- TO DO
Which lines contain the string "凡是材料中涉及"? Please list every one of them.

— start PROVIDED RECORDS —

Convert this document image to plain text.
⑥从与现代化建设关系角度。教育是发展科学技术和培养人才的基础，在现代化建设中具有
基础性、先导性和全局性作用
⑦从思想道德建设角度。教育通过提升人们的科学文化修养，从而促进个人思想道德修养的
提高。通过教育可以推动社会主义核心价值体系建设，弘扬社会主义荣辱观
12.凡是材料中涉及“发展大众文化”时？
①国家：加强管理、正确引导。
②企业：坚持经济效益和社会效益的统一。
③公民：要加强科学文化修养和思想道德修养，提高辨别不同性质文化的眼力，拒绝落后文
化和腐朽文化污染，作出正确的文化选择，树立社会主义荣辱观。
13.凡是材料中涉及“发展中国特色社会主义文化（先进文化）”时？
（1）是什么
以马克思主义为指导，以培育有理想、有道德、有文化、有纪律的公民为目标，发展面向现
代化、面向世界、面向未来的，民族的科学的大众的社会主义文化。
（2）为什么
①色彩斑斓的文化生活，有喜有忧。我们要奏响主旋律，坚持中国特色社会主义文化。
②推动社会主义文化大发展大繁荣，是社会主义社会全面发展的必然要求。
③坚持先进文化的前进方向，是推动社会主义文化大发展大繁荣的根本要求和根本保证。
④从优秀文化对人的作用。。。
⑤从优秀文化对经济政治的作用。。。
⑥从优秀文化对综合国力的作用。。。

— end PROVIDED RECORDS —

- RESPONSE BELOW
12.凡是材料中涉及“发展大众文化”时？
13.凡是材料中涉及“发展中国特色社会主义文化（先进文化）”时？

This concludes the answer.